→ **AIM**: Return, word for word, the portion of the passage on switching and hysteresis that starts at "On the other" and ends at "changing the size of the seventh transistor T7.".

→ **SOURCE TEXT**:
++++++

In this example, when the input voltage Vin is lower than the reference voltage Vref and the output part OUT is at logic low, the switching element SW is in the conduction state. Therefore, the mirror ratio (I3/I1) of the first mirror circuit MRR1 is a ratio ((W5/L5)+(W7/L7)/(W6/L6)) between the total size of the fifth and seventh transistors T5 and T7 and the size of the sixth transistor T6. That is, the size of the fifth transistor T5 is added to the size of the seventh transistor T7. It can be considered that a substantial size of the seventh transistor T7 is increased by the size of the fifth transistor T5.
On the other hand, when the output part OUT becomes at logic high in the above case 3 (when the input voltage Vin exceeds the reference voltage Vref), the switching element SW is brought to the non-conduction state and thus the fifth transistor T5 is electrically disconnected from the third current path P3 and the seventh transistor T7. At that time, therefore, the size of the fifth transistor T5 is not added to the size of the seventh transistor T7. In this way, in the fifth embodiment, the hysteresis characteristics are obtained by changing the size of the seventh transistor T7.
In the second embodiment, the reference voltage Vref is lowered by the hysteresis voltage Vhys due to the fifth transistor T5 connected in parallel to the sixth transistor T6 when the output part OUT is at logic high (the node N1 is at logic low).

++++++

→ **Page element annotations**:
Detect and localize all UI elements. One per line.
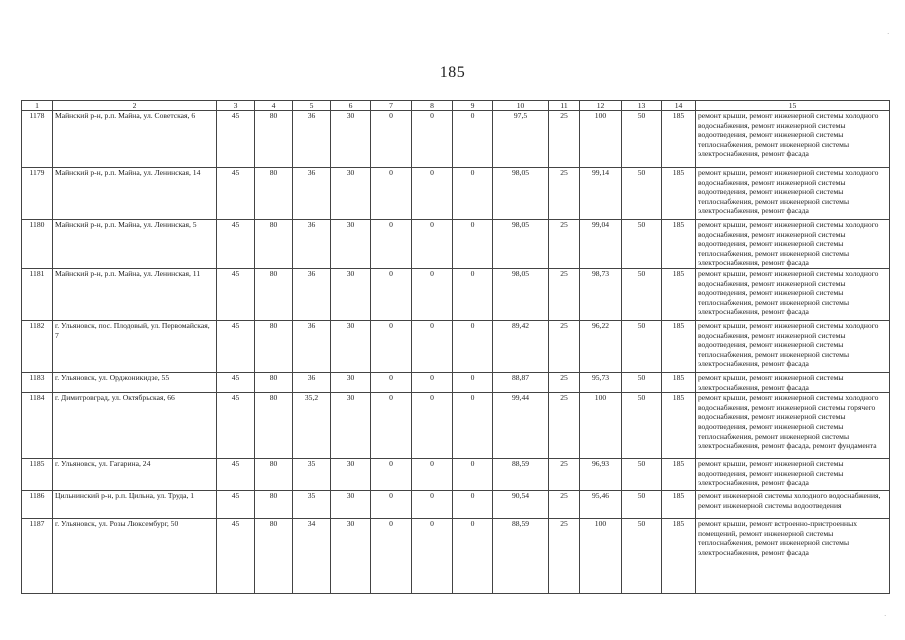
col-7: 0	[371, 491, 412, 519]
column-header: 15	[696, 101, 890, 111]
column-header: 2	[53, 101, 217, 111]
works-list: ремонт крыши, ремонт встроенно-пристроенных помещений, ремонт инженерной системы теплоснабжения, ремонт инженерной системы электроснабжения, ремонт фасада	[696, 519, 890, 594]
col-11: 25	[549, 111, 580, 168]
col-3: 45	[217, 168, 255, 220]
works-list: ремонт крыши, ремонт инженерной системы холодного водоснабжения, ремонт инженерной системы водоотведения, ремонт инженерной системы теплоснабжения, ремонт инженерной системы электроснабжения, ремонт фасада	[696, 269, 890, 321]
col-5: 36	[293, 269, 331, 321]
col-5: 36	[293, 373, 331, 393]
col-13: 50	[622, 321, 662, 373]
row-number: 1178	[22, 111, 53, 168]
row-number: 1182	[22, 321, 53, 373]
col-12: 100	[580, 519, 622, 594]
col-4: 80	[255, 393, 293, 459]
works-list: ремонт крыши, ремонт инженерной системы холодного водоснабжения, ремонт инженерной системы водоотведения, ремонт инженерной системы теплоснабжения, ремонт инженерной системы электроснабжения, ремонт фасада	[696, 220, 890, 269]
col-9: 0	[453, 269, 493, 321]
col-9: 0	[453, 321, 493, 373]
col-14: 185	[662, 459, 696, 491]
col-6: 30	[331, 269, 371, 321]
col-9: 0	[453, 168, 493, 220]
col-7: 0	[371, 519, 412, 594]
address: г. Ульяновск, ул. Розы Люксембург, 50	[53, 519, 217, 594]
table-row	[22, 220, 890, 269]
col-10: 99,44	[493, 393, 549, 459]
col-6: 30	[331, 168, 371, 220]
table-row	[22, 321, 890, 373]
column-header: 1	[22, 101, 53, 111]
row-number: 1180	[22, 220, 53, 269]
col-3: 45	[217, 393, 255, 459]
col-6: 30	[331, 111, 371, 168]
works-list: ремонт инженерной системы холодного водоснабжения, ремонт инженерной системы водоотведения	[696, 491, 890, 519]
col-9: 0	[453, 519, 493, 594]
address: г. Ульяновск, ул. Орджоникидзе, 55	[53, 373, 217, 393]
col-5: 35,2	[293, 393, 331, 459]
col-7: 0	[371, 168, 412, 220]
col-8: 0	[412, 168, 453, 220]
works-list: ремонт крыши, ремонт инженерной системы холодного водоснабжения, ремонт инженерной системы водоотведения, ремонт инженерной системы теплоснабжения, ремонт инженерной системы электроснабжения, ремонт фасада	[696, 321, 890, 373]
col-13: 50	[622, 519, 662, 594]
col-4: 80	[255, 373, 293, 393]
col-8: 0	[412, 393, 453, 459]
col-12: 96,22	[580, 321, 622, 373]
col-7: 0	[371, 220, 412, 269]
col-3: 45	[217, 373, 255, 393]
col-6: 30	[331, 373, 371, 393]
col-7: 0	[371, 393, 412, 459]
col-4: 80	[255, 491, 293, 519]
col-3: 45	[217, 459, 255, 491]
col-14: 185	[662, 321, 696, 373]
col-13: 50	[622, 373, 662, 393]
col-9: 0	[453, 491, 493, 519]
col-7: 0	[371, 459, 412, 491]
table-row	[22, 269, 890, 321]
col-9: 0	[453, 393, 493, 459]
col-10: 98,05	[493, 168, 549, 220]
column-header: 10	[493, 101, 549, 111]
col-8: 0	[412, 321, 453, 373]
works-list: ремонт крыши, ремонт инженерной системы электроснабжения, ремонт фасада	[696, 373, 890, 393]
col-6: 30	[331, 459, 371, 491]
col-5: 36	[293, 168, 331, 220]
works-list: ремонт крыши, ремонт инженерной системы холодного водоснабжения, ремонт инженерной системы водоотведения, ремонт инженерной системы теплоснабжения, ремонт инженерной системы электроснабжения, ремонт фасада	[696, 111, 890, 168]
col-13: 50	[622, 111, 662, 168]
table-row	[22, 459, 890, 491]
row-number: 1183	[22, 373, 53, 393]
col-5: 35	[293, 491, 331, 519]
col-7: 0	[371, 269, 412, 321]
table-row	[22, 519, 890, 594]
col-11: 25	[549, 168, 580, 220]
column-header: 14	[662, 101, 696, 111]
col-8: 0	[412, 519, 453, 594]
col-11: 25	[549, 459, 580, 491]
col-8: 0	[412, 491, 453, 519]
header-row	[22, 101, 890, 111]
col-6: 30	[331, 220, 371, 269]
col-9: 0	[453, 111, 493, 168]
col-11: 25	[549, 491, 580, 519]
col-5: 35	[293, 459, 331, 491]
row-number: 1186	[22, 491, 53, 519]
col-6: 30	[331, 393, 371, 459]
address: г. Ульяновск, пос. Плодовый, ул. Первомайская, 7	[53, 321, 217, 373]
works-list: ремонт крыши, ремонт инженерной системы холодного водоснабжения, ремонт инженерной системы водоотведения, ремонт инженерной системы теплоснабжения, ремонт инженерной системы электроснабжения, ремонт фасада	[696, 168, 890, 220]
col-8: 0	[412, 220, 453, 269]
column-header: 13	[622, 101, 662, 111]
column-header: 3	[217, 101, 255, 111]
column-header: 9	[453, 101, 493, 111]
col-4: 80	[255, 220, 293, 269]
col-7: 0	[371, 111, 412, 168]
col-3: 45	[217, 269, 255, 321]
col-4: 80	[255, 168, 293, 220]
col-11: 25	[549, 373, 580, 393]
col-14: 185	[662, 269, 696, 321]
col-14: 185	[662, 491, 696, 519]
col-14: 185	[662, 519, 696, 594]
column-header: 8	[412, 101, 453, 111]
col-8: 0	[412, 373, 453, 393]
col-11: 25	[549, 519, 580, 594]
row-number: 1181	[22, 269, 53, 321]
col-13: 50	[622, 459, 662, 491]
col-7: 0	[371, 373, 412, 393]
col-6: 30	[331, 491, 371, 519]
column-header: 5	[293, 101, 331, 111]
col-12: 99,04	[580, 220, 622, 269]
page-number: 185	[439, 64, 466, 81]
col-5: 34	[293, 519, 331, 594]
col-11: 25	[549, 321, 580, 373]
row-number: 1184	[22, 393, 53, 459]
col-13: 50	[622, 491, 662, 519]
col-10: 98,05	[493, 269, 549, 321]
address: Майнский р-н, р.п. Майна, ул. Ленинская, 11	[53, 269, 217, 321]
register-table	[21, 100, 890, 594]
col-12: 95,46	[580, 491, 622, 519]
scan-mark: ·	[884, 612, 887, 620]
address: г. Ульяновск, ул. Гагарина, 24	[53, 459, 217, 491]
col-10: 97,5	[493, 111, 549, 168]
col-5: 36	[293, 321, 331, 373]
row-number: 1185	[22, 459, 53, 491]
col-3: 45	[217, 519, 255, 594]
col-10: 98,05	[493, 220, 549, 269]
column-header: 7	[371, 101, 412, 111]
col-4: 80	[255, 459, 293, 491]
col-3: 45	[217, 321, 255, 373]
col-14: 185	[662, 168, 696, 220]
works-list: ремонт крыши, ремонт инженерной системы водоотведения, ремонт инженерной системы электроснабжения, ремонт фасада	[696, 459, 890, 491]
col-11: 25	[549, 393, 580, 459]
col-11: 25	[549, 269, 580, 321]
col-10: 88,59	[493, 519, 549, 594]
col-8: 0	[412, 269, 453, 321]
col-10: 89,42	[493, 321, 549, 373]
address: Майнский р-н, р.п. Майна, ул. Советская, 6	[53, 111, 217, 168]
row-number: 1179	[22, 168, 53, 220]
col-12: 99,14	[580, 168, 622, 220]
col-4: 80	[255, 269, 293, 321]
col-5: 36	[293, 220, 331, 269]
col-13: 50	[622, 220, 662, 269]
col-3: 45	[217, 491, 255, 519]
col-7: 0	[371, 321, 412, 373]
col-4: 80	[255, 519, 293, 594]
col-14: 185	[662, 220, 696, 269]
col-9: 0	[453, 459, 493, 491]
col-12: 100	[580, 111, 622, 168]
table-row	[22, 491, 890, 519]
address: Майнский р-н, р.п. Майна, ул. Ленинская, 14	[53, 168, 217, 220]
col-3: 45	[217, 220, 255, 269]
table-row	[22, 168, 890, 220]
col-12: 100	[580, 393, 622, 459]
column-header: 6	[331, 101, 371, 111]
col-6: 30	[331, 321, 371, 373]
row-number: 1187	[22, 519, 53, 594]
col-14: 185	[662, 373, 696, 393]
col-5: 36	[293, 111, 331, 168]
col-4: 80	[255, 321, 293, 373]
column-header: 4	[255, 101, 293, 111]
col-4: 80	[255, 111, 293, 168]
column-header: 11	[549, 101, 580, 111]
col-9: 0	[453, 220, 493, 269]
col-12: 98,73	[580, 269, 622, 321]
address: г. Димитровград, ул. Октябрьская, 66	[53, 393, 217, 459]
table-row	[22, 393, 890, 459]
col-12: 95,73	[580, 373, 622, 393]
col-12: 96,93	[580, 459, 622, 491]
col-10: 88,59	[493, 459, 549, 491]
col-3: 45	[217, 111, 255, 168]
address: Цильнинский р-н, р.п. Цильна, ул. Труда, 1	[53, 491, 217, 519]
table-row	[22, 111, 890, 168]
col-14: 185	[662, 111, 696, 168]
col-6: 30	[331, 519, 371, 594]
scan-mark: ·	[887, 30, 890, 38]
works-list: ремонт крыши, ремонт инженерной системы холодного водоснабжения, ремонт инженерной системы горячего водоснабжения, ремонт инженерной системы водоотведения, ремонт инженерной системы теплоснабжения, ремонт инженерной системы электроснабжения, ремонт фасада, ремонт фундамента	[696, 393, 890, 459]
col-8: 0	[412, 459, 453, 491]
col-13: 50	[622, 393, 662, 459]
column-header: 12	[580, 101, 622, 111]
col-8: 0	[412, 111, 453, 168]
col-13: 50	[622, 168, 662, 220]
table-row	[22, 373, 890, 393]
col-11: 25	[549, 220, 580, 269]
col-10: 90,54	[493, 491, 549, 519]
col-9: 0	[453, 373, 493, 393]
col-10: 88,87	[493, 373, 549, 393]
col-13: 50	[622, 269, 662, 321]
address: Майнский р-н, р.п. Майна, ул. Ленинская, 5	[53, 220, 217, 269]
col-14: 185	[662, 393, 696, 459]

++++++

→ **EXERCISE RESULT**:
On the other hand, when the output part OUT becomes at logic high in the above case 3 (when the input voltage Vin exceeds the reference voltage Vref), the switching element SW is brought to the non-conduction state and thus the fifth transistor T5 is electrically disconnected from the third current path P3 and the seventh transistor T7. At that time, therefore, the size of the fifth transistor T5 is not added to the size of the seventh transistor T7. In this way, in the fifth embodiment, the hysteresis characteristics are obtained by changing the size of the seventh transistor T7.